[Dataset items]
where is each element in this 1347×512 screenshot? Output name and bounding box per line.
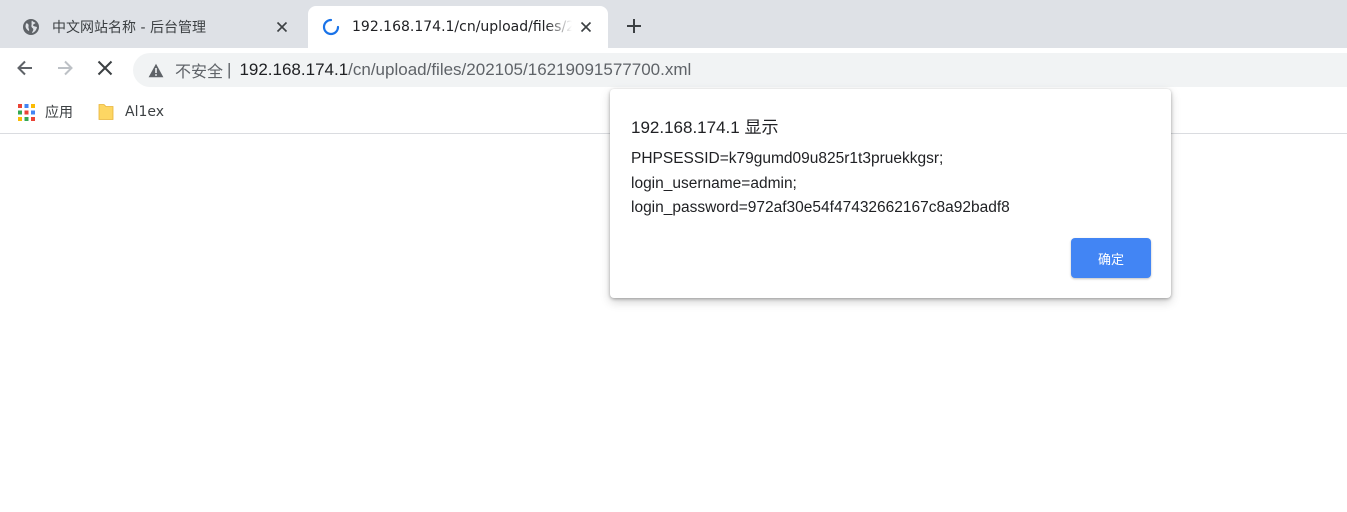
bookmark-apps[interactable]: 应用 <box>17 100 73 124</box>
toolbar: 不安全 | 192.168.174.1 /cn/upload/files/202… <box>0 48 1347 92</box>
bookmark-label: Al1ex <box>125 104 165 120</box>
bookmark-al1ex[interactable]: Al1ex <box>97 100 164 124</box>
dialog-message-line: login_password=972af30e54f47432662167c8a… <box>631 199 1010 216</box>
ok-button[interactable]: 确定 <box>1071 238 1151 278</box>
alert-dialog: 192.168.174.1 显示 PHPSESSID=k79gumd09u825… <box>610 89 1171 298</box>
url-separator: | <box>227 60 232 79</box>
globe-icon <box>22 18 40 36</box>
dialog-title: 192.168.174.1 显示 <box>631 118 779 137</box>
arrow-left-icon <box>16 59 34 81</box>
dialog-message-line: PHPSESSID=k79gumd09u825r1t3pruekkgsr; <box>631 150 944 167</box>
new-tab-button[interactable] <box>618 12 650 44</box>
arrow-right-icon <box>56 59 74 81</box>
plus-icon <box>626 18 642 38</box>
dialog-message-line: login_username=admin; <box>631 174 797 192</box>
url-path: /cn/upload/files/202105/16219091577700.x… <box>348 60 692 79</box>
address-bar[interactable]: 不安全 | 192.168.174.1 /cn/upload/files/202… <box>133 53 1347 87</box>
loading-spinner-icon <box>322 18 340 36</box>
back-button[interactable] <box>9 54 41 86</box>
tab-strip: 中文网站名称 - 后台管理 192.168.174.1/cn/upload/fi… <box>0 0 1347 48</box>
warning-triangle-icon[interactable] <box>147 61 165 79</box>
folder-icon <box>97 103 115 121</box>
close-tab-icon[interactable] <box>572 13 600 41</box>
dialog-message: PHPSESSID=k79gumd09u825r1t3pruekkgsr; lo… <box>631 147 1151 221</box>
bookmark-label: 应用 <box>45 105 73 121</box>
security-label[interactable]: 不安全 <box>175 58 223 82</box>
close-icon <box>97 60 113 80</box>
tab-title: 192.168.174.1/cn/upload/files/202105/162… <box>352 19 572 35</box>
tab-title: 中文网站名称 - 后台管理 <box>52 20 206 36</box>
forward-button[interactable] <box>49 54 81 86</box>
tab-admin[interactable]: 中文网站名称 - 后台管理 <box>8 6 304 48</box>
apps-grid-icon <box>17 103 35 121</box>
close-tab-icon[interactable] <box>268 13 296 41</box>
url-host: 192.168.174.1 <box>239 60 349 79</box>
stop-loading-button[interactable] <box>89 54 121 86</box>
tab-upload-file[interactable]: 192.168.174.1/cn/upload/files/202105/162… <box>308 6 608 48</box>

--

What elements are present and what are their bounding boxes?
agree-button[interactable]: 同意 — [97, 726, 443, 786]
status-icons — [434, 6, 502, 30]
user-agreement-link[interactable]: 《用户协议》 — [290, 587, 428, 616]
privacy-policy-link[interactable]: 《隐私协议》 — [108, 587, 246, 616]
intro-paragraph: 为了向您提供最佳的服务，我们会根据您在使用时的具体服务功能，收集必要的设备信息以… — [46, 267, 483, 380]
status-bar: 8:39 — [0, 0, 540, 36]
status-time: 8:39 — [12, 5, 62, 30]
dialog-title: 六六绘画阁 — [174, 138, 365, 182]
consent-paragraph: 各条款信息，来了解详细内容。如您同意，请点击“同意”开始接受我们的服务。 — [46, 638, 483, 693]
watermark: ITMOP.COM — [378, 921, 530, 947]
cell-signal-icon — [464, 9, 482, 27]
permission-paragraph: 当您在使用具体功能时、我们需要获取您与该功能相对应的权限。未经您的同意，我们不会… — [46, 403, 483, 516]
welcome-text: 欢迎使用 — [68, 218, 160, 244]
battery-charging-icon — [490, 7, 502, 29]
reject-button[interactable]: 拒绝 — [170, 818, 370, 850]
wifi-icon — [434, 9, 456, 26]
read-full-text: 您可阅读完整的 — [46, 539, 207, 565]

> **GIVEN TASK**: Turn the part of the material that opens with the line containing "where is each" and closes with the line containing "6 608 48</box>" into a numbered list, one line per item, skipping any blank lines. Leave the pictures out.

> **FINISHED EXERCISE**:
1. where is each element in this 1347×512 screenshot? Output name and bounding box per line.
2. bookmark-apps[interactable]: 应用 <box>17 100 73 124</box>
3. toolbar: 不安全 | 192.168.174.1 /cn/upload/files/202… <box>0 48 1347 92</box>
4. bookmark-label: Al1ex <box>125 104 165 120</box>
5. bookmark-al1ex[interactable]: Al1ex <box>97 100 164 124</box>
6. dialog-message-line: login_password=972af30e54f47432662167c8a… <box>631 199 1010 216</box>
7. ok-button[interactable]: 确定 <box>1071 238 1151 278</box>
8. alert-dialog: 192.168.174.1 显示 PHPSESSID=k79gumd09u825… <box>610 89 1171 298</box>
9. url-separator: | <box>227 60 232 79</box>
10. globe-icon <box>22 18 40 36</box>
11. dialog-title: 192.168.174.1 显示 <box>631 118 779 137</box>
12. arrow-left-icon <box>16 59 34 81</box>
13. dialog-message-line: PHPSESSID=k79gumd09u825r1t3pruekkgsr; <box>631 150 944 167</box>
14. new-tab-button[interactable] <box>618 12 650 44</box>
15. arrow-right-icon <box>56 59 74 81</box>
16. plus-icon <box>626 18 642 38</box>
17. dialog-message-line: login_username=admin; <box>631 174 797 192</box>
18. url-path: /cn/upload/files/202105/16219091577700.x… <box>348 60 692 79</box>
19. address-bar[interactable]: 不安全 | 192.168.174.1 /cn/upload/files/202… <box>133 53 1347 87</box>
20. loading-spinner-icon <box>322 18 340 36</box>
21. back-button[interactable] <box>9 54 41 86</box>
22. tab-strip: 中文网站名称 - 后台管理 192.168.174.1/cn/upload/fi… <box>0 0 1347 48</box>
23. warning-triangle-icon[interactable] <box>147 61 165 79</box>
24. folder-icon <box>97 103 115 121</box>
25. close-tab-icon[interactable] <box>572 13 600 41</box>
26. dialog-message: PHPSESSID=k79gumd09u825r1t3pruekkgsr; lo… <box>631 147 1151 221</box>
27. bookmark-label: 应用 <box>45 105 73 121</box>
28. security-label[interactable]: 不安全 <box>175 58 223 82</box>
29. close-icon <box>97 60 113 80</box>
30. tab-title: 192.168.174.1/cn/upload/files/202105/162… <box>352 19 572 35</box>
31. tab-title: 中文网站名称 - 后台管理 <box>52 20 206 36</box>
32. forward-button[interactable] <box>49 54 81 86</box>
33. tab-admin[interactable]: 中文网站名称 - 后台管理 <box>8 6 304 48</box>
34. apps-grid-icon <box>17 103 35 121</box>
35. close-tab-icon[interactable] <box>268 13 296 41</box>
36. url-host: 192.168.174.1 <box>239 60 349 79</box>
37. stop-loading-button[interactable] <box>89 54 121 86</box>
38. tab-upload-file[interactable]: 192.168.174.1/cn/upload/files/202105/162… <box>308 6 608 48</box>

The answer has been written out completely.